- The exercise
Copy all of the material word for word, except for the pictures.

(Saved entries)
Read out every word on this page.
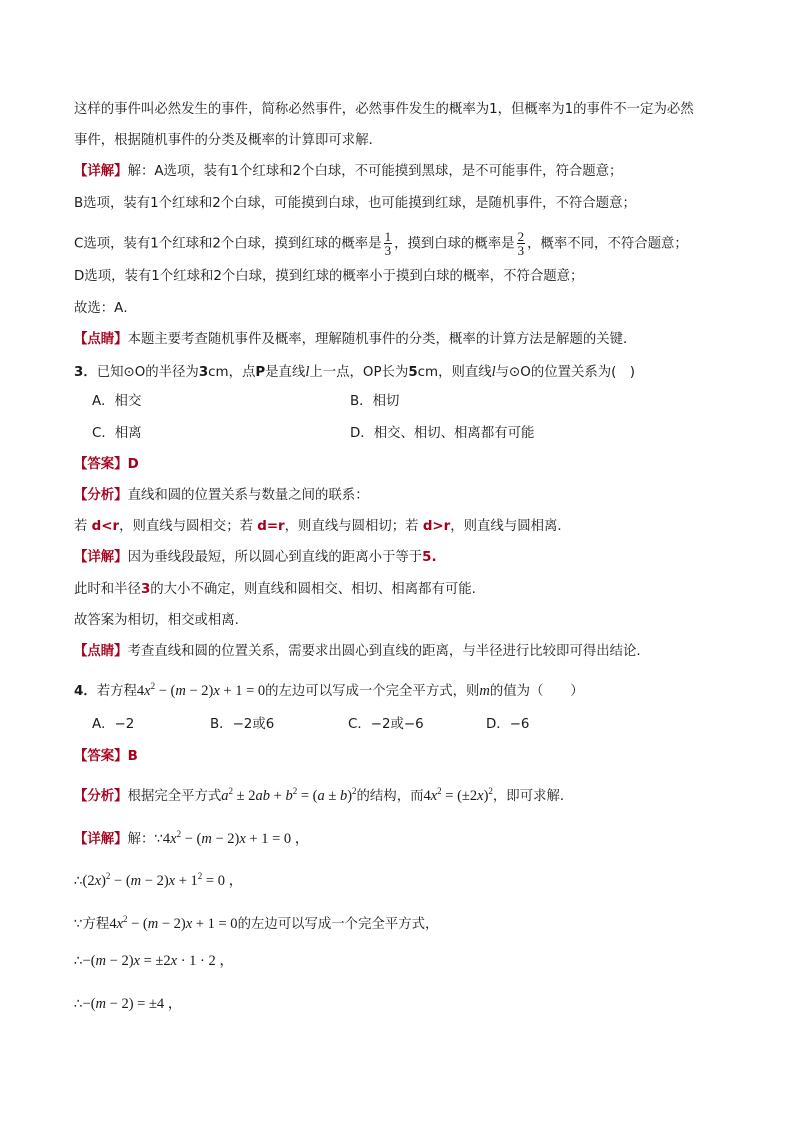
这样的事件叫必然发生的事件，简称必然事件，必然事件发生的概率为1，但概率为1的事件不一定为必然
事件，根据随机事件的分类及概率的计算即可求解．
【详解】解：A选项，装有1个红球和2个白球，不可能摸到黑球，是不可能事件，符合题意；
B选项，装有1个红球和2个白球，可能摸到白球，也可能摸到红球，是随机事件，不符合题意；
C选项，装有1个红球和2个白球，摸到红球的概率是 $\frac{1}{3}$ ，摸到白球的概率是 $\frac{2}{3}$ ，概率不同，不符合题意；
D选项，装有1个红球和2个白球，摸到红球的概率小于摸到白球的概率，不符合题意；
故选：A．
【点睛】本题主要考查随机事件及概率，理解随机事件的分类，概率的计算方法是解题的关键．
3．已知⊙O的半径为3cm，点P是直线l上一点，OP长为5cm，则直线l与⊙O的位置关系为(　)
A．相交	B．相切
C．相离	D．相交、相切、相离都有可能
【答案】D
【分析】直线和圆的位置关系与数量之间的联系：
若 d<r，则直线与圆相交；若 d=r，则直线与圆相切；若 d>r，则直线与圆相离．
【详解】因为垂线段最短，所以圆心到直线的距离小于等于5.
此时和半径3的大小不确定，则直线和圆相交、相切、相离都有可能.
故答案为相切，相交或相离.
【点睛】考查直线和圆的位置关系，需要求出圆心到直线的距离，与半径进行比较即可得出结论.
4．若方程$4x^2 - (m - 2)x + 1 = 0$的左边可以写成一个完全平方式，则m的值为（　　）
A．−2	B．−2或6	C．−2或−6	D．−6
【答案】B
【分析】根据完全平方式$a^2 \pm 2ab + b^2 = (a \pm b)^2$的结构，而$4x^2 = (\pm 2x)^2$，即可求解．
【详解】解：$\because 4x^2 - (m - 2)x + 1 = 0$ ，
$\therefore(2x)^2 - (m - 2)x + 1^2 = 0$ ，
∵方程$4x^2 - (m - 2)x + 1 = 0$的左边可以写成一个完全平方式，
∴−(m − 2)x = ±2x · 1 · 2 ，
∴−(m − 2) = ±4 ，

- Worked solution
Read out every word on this page.
这样的事件叫必然发生的事件，简称必然事件，必然事件发生的概率为1，但概率为1的事件不一定为必然
事件，根据随机事件的分类及概率的计算即可求解．
【详解】解：A选项，装有1个红球和2个白球，不可能摸到黑球，是不可能事件，符合题意；
B选项，装有1个红球和2个白球，可能摸到白球，也可能摸到红球，是随机事件，不符合题意；
C选项，装有1个红球和2个白球，摸到红球的概率是 $\frac{1}{3}$ ，摸到白球的概率是 $\frac{2}{3}$ ，概率不同，不符合题意；
D选项，装有1个红球和2个白球，摸到红球的概率小于摸到白球的概率，不符合题意；
故选：A．
【点睛】本题主要考查随机事件及概率，理解随机事件的分类，概率的计算方法是解题的关键．
3．已知⊙O的半径为3cm，点P是直线l上一点，OP长为5cm，则直线l与⊙O的位置关系为(　)
A．相交	B．相切
C．相离	D．相交、相切、相离都有可能
【答案】D
【分析】直线和圆的位置关系与数量之间的联系：
若 d<r，则直线与圆相交；若 d=r，则直线与圆相切；若 d>r，则直线与圆相离．
【详解】因为垂线段最短，所以圆心到直线的距离小于等于5.
此时和半径3的大小不确定，则直线和圆相交、相切、相离都有可能.
故答案为相切，相交或相离.
【点睛】考查直线和圆的位置关系，需要求出圆心到直线的距离，与半径进行比较即可得出结论.
4．若方程$4x^2 - (m - 2)x + 1 = 0$的左边可以写成一个完全平方式，则m的值为（　　）
A．−2	B．−2或6	C．−2或−6	D．−6
【答案】B
【分析】根据完全平方式$a^2 \pm 2ab + b^2 = (a \pm b)^2$的结构，而$4x^2 = (\pm 2x)^2$，即可求解．
【详解】解：$\because 4x^2 - (m - 2)x + 1 = 0$ ，
$\therefore(2x)^2 - (m - 2)x + 1^2 = 0$ ，
∵方程$4x^2 - (m - 2)x + 1 = 0$的左边可以写成一个完全平方式，
∴−(m − 2)x = ±2x · 1 · 2 ，
∴−(m − 2) = ±4 ，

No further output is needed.